Source data:

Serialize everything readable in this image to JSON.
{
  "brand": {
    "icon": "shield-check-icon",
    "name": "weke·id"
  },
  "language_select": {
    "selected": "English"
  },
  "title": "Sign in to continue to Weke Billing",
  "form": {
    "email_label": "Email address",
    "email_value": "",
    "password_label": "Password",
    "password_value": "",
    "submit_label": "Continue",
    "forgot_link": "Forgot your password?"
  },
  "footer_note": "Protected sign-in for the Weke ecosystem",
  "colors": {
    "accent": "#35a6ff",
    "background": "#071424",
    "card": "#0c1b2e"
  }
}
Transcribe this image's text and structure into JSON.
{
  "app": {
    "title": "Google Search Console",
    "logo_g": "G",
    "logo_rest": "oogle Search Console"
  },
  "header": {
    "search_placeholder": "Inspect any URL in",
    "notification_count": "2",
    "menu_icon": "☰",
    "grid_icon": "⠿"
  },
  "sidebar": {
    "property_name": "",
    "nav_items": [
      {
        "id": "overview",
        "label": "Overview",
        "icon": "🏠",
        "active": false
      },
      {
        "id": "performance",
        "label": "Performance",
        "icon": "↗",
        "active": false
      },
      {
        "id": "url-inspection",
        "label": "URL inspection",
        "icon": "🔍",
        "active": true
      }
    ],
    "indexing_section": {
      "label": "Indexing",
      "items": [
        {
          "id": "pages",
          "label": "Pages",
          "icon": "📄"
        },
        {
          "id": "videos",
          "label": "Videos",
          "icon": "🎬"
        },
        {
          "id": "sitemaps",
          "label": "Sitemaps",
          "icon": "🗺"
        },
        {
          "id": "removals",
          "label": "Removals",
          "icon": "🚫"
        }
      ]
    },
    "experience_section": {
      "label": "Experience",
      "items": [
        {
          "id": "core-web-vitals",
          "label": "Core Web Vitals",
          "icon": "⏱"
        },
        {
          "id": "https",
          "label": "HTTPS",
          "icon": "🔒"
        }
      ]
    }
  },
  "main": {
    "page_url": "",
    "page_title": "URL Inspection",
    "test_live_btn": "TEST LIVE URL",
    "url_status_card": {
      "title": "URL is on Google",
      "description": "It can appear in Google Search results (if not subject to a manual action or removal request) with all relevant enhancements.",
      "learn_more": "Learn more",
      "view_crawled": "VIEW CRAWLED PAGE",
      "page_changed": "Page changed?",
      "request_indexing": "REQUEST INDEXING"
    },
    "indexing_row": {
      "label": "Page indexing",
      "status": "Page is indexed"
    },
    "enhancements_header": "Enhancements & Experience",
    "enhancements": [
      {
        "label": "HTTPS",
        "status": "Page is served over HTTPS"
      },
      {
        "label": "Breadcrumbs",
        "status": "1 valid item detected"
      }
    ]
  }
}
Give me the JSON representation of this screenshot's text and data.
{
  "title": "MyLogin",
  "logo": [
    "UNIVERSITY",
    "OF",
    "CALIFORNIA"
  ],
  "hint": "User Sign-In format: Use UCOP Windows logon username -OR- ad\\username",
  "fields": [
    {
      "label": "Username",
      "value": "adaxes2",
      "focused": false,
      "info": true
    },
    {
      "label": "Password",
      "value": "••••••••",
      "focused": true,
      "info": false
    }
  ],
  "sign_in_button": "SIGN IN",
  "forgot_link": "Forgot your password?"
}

What you are asked to do: Going over the lines above, work out how many include "Console", then give only that number.

Solution: 2